YOUR GOAL: Filter the data below for the string "this" and copy each matching line.

### DATASET ENTRIES

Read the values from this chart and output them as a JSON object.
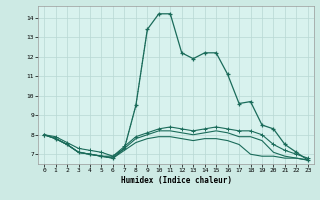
{
  "xlabel": "Humidex (Indice chaleur)",
  "background_color": "#cdeae4",
  "plot_bg_color": "#d8f2ee",
  "grid_color": "#b8d8d4",
  "line_color": "#1a6b5a",
  "xlim": [
    -0.5,
    23.5
  ],
  "ylim": [
    6.5,
    14.6
  ],
  "yticks": [
    7,
    8,
    9,
    10,
    11,
    12,
    13,
    14
  ],
  "xticks": [
    0,
    1,
    2,
    3,
    4,
    5,
    6,
    7,
    8,
    9,
    10,
    11,
    12,
    13,
    14,
    15,
    16,
    17,
    18,
    19,
    20,
    21,
    22,
    23
  ],
  "main_x": [
    0,
    1,
    2,
    3,
    4,
    5,
    6,
    7,
    8,
    9,
    10,
    11,
    12,
    13,
    14,
    15,
    16,
    17,
    18,
    19,
    20,
    21,
    22,
    23
  ],
  "main_y": [
    8.0,
    7.8,
    7.5,
    7.1,
    7.0,
    6.9,
    6.8,
    7.3,
    9.5,
    13.4,
    14.2,
    14.2,
    12.2,
    11.9,
    12.2,
    12.2,
    11.1,
    9.6,
    9.7,
    8.5,
    8.3,
    7.5,
    7.1,
    6.7
  ],
  "flat1_x": [
    0,
    1,
    2,
    3,
    4,
    5,
    6,
    7,
    8,
    9,
    10,
    11,
    12,
    13,
    14,
    15,
    16,
    17,
    18,
    19,
    20,
    21,
    22,
    23
  ],
  "flat1_y": [
    8.0,
    7.9,
    7.6,
    7.3,
    7.2,
    7.1,
    6.9,
    7.4,
    7.9,
    8.1,
    8.3,
    8.4,
    8.3,
    8.2,
    8.3,
    8.4,
    8.3,
    8.2,
    8.2,
    8.0,
    7.5,
    7.2,
    7.0,
    6.8
  ],
  "flat2_x": [
    0,
    1,
    2,
    3,
    4,
    5,
    6,
    7,
    8,
    9,
    10,
    11,
    12,
    13,
    14,
    15,
    16,
    17,
    18,
    19,
    20,
    21,
    22,
    23
  ],
  "flat2_y": [
    8.0,
    7.8,
    7.5,
    7.1,
    7.0,
    6.9,
    6.9,
    7.3,
    7.8,
    8.0,
    8.2,
    8.2,
    8.1,
    8.0,
    8.1,
    8.2,
    8.1,
    7.9,
    7.9,
    7.7,
    7.1,
    6.9,
    6.8,
    6.7
  ],
  "flat3_x": [
    0,
    1,
    2,
    3,
    4,
    5,
    6,
    7,
    8,
    9,
    10,
    11,
    12,
    13,
    14,
    15,
    16,
    17,
    18,
    19,
    20,
    21,
    22,
    23
  ],
  "flat3_y": [
    8.0,
    7.8,
    7.5,
    7.1,
    7.0,
    6.9,
    6.8,
    7.2,
    7.6,
    7.8,
    7.9,
    7.9,
    7.8,
    7.7,
    7.8,
    7.8,
    7.7,
    7.5,
    7.0,
    6.9,
    6.9,
    6.8,
    6.8,
    6.7
  ]
}
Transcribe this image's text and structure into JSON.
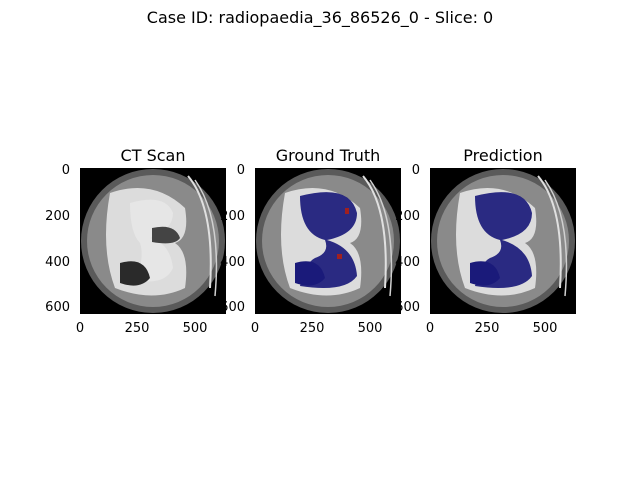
{
  "figure": {
    "suptitle": "Case ID: radiopaedia_36_86526_0 - Slice: 0",
    "panels": [
      {
        "title": "CT Scan",
        "mask": "none"
      },
      {
        "title": "Ground Truth",
        "mask": "ground_truth"
      },
      {
        "title": "Prediction",
        "mask": "prediction"
      }
    ],
    "axes": {
      "y_ticks": [
        "0",
        "200",
        "400",
        "600"
      ],
      "x_ticks": [
        "0",
        "250",
        "500"
      ],
      "range": [
        0,
        630
      ]
    },
    "colors": {
      "background": "#000000",
      "mask_lung": "#1a1a7a",
      "mask_lesion": "#a02020"
    }
  }
}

######

TASK RESPONSE:
Read the values from this chart and output them as a JSON object.
Transcribe this image's text and structure into JSON.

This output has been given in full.